Figure content listings:
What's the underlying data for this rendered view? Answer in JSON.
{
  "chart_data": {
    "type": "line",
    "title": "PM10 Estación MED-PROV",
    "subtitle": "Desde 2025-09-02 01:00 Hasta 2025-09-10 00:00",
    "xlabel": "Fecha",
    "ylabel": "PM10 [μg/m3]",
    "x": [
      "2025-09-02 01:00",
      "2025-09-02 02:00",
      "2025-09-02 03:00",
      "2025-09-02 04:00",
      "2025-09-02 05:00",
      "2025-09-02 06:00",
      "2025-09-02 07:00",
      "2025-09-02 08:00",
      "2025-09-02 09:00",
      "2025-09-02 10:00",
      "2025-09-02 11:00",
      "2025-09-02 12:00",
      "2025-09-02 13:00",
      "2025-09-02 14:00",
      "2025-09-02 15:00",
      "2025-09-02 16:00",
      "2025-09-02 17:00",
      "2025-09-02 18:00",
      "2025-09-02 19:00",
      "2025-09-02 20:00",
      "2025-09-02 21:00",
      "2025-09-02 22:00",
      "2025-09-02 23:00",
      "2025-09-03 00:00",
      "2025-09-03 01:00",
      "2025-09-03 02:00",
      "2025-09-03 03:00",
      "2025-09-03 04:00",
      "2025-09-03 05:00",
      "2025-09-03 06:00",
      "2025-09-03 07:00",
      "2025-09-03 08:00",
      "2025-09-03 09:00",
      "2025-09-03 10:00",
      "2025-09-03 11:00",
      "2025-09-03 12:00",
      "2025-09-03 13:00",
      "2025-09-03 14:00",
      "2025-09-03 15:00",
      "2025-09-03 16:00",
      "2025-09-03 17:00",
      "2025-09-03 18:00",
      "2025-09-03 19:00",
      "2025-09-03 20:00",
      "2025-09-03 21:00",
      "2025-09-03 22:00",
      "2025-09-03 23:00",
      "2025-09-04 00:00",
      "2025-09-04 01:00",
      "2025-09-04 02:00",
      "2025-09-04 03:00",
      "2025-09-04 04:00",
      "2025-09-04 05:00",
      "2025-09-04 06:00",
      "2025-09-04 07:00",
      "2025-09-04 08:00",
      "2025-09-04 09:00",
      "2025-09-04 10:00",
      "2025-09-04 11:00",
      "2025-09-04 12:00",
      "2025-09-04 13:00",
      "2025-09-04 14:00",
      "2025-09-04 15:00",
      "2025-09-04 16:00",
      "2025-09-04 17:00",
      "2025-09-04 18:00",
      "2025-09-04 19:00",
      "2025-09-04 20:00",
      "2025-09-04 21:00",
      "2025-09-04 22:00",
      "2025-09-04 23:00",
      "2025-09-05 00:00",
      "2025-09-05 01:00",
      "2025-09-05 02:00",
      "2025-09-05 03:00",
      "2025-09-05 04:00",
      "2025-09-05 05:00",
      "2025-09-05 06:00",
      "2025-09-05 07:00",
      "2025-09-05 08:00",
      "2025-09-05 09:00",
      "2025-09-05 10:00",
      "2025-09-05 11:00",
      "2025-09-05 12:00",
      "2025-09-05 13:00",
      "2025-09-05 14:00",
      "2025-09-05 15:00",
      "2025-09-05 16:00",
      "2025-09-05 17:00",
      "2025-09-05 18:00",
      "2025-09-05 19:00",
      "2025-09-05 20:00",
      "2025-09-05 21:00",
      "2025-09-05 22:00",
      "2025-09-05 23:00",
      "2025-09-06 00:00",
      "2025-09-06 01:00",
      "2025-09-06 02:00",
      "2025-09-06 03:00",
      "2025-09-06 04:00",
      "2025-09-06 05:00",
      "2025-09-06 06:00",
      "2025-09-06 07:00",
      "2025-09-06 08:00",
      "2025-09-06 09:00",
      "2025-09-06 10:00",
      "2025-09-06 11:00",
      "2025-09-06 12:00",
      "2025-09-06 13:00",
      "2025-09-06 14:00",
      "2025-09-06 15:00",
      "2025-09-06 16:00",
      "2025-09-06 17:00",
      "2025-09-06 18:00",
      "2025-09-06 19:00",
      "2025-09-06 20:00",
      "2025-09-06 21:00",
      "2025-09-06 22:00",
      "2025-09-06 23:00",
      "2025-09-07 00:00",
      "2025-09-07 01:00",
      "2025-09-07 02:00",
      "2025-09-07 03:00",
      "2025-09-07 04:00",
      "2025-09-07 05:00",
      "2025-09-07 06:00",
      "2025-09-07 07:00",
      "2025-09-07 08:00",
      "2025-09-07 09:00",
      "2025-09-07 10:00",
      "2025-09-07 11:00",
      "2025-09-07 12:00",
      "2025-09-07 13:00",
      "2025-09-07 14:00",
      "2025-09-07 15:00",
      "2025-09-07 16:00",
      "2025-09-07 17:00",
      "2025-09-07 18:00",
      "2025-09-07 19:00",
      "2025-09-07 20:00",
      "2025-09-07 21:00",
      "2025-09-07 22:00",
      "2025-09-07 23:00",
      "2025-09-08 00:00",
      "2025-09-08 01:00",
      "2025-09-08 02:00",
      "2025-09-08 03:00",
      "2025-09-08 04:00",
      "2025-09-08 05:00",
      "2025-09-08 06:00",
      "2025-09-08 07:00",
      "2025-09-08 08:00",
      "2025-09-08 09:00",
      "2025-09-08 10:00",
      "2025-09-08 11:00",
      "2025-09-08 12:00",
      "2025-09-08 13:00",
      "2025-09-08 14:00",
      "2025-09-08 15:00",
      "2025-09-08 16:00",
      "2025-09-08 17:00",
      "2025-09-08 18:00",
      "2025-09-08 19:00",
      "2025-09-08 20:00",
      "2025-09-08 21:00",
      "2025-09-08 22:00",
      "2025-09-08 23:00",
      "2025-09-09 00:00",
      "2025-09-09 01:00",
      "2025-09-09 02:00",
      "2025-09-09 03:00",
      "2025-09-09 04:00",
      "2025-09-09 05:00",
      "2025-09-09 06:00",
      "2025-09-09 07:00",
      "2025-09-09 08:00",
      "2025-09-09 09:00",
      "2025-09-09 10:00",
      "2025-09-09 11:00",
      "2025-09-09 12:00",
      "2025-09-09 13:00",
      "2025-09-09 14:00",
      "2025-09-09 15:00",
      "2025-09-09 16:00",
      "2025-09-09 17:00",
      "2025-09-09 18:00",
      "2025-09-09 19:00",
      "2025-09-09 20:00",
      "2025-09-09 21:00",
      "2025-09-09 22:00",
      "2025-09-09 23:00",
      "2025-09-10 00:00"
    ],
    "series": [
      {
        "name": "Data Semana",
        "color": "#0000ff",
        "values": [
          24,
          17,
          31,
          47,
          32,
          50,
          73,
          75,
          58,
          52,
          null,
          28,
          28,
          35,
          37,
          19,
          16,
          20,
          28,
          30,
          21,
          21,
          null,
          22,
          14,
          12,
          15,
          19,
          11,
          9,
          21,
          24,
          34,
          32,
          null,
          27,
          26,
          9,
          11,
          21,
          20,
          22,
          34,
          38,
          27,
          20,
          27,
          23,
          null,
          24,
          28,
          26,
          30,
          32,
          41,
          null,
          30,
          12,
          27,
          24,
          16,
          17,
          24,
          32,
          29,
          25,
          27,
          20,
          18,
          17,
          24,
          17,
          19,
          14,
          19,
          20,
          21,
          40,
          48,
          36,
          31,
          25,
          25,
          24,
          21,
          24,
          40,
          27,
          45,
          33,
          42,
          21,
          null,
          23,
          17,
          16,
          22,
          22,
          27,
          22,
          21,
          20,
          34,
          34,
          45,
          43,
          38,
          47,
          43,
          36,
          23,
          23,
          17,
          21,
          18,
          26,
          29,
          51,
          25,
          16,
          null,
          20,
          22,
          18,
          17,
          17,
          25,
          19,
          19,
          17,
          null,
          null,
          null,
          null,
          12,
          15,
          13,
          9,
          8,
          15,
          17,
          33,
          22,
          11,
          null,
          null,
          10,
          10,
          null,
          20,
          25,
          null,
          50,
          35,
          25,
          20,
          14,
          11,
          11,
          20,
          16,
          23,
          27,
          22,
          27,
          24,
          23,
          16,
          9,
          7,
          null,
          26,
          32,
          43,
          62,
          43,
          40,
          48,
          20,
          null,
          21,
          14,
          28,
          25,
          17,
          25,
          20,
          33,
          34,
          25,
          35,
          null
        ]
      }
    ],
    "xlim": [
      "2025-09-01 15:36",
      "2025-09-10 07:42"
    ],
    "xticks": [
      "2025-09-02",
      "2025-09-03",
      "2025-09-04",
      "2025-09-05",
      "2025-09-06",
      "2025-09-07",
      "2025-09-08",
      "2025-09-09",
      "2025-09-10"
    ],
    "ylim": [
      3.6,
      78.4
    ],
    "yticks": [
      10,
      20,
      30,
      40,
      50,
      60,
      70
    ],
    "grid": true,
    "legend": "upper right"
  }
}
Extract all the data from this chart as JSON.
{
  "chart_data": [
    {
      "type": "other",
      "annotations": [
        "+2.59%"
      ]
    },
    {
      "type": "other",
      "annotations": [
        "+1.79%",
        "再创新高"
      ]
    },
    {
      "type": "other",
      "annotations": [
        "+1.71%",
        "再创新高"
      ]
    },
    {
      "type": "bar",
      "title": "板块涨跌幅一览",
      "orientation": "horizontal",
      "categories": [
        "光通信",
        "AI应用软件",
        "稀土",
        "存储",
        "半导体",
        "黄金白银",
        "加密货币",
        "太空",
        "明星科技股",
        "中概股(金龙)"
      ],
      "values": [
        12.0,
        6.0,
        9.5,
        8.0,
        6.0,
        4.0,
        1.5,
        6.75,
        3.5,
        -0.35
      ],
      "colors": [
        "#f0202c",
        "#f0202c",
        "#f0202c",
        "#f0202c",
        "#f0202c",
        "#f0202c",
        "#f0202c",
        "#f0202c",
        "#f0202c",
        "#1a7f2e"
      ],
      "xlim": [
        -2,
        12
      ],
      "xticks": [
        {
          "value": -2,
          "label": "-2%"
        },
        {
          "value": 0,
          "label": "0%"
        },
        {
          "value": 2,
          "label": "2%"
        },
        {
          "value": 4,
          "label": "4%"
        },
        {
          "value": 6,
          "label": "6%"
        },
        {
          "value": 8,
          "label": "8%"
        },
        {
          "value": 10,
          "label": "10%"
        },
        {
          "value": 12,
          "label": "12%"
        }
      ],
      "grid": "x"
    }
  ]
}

__WHAT TO WORK ON__: Track down every line of the material containing the string "this", and copy it.

__ANSWER__:
What's the underlying data for this rendered view? Answer in JSON.
Extract all the data from this chart as JSON.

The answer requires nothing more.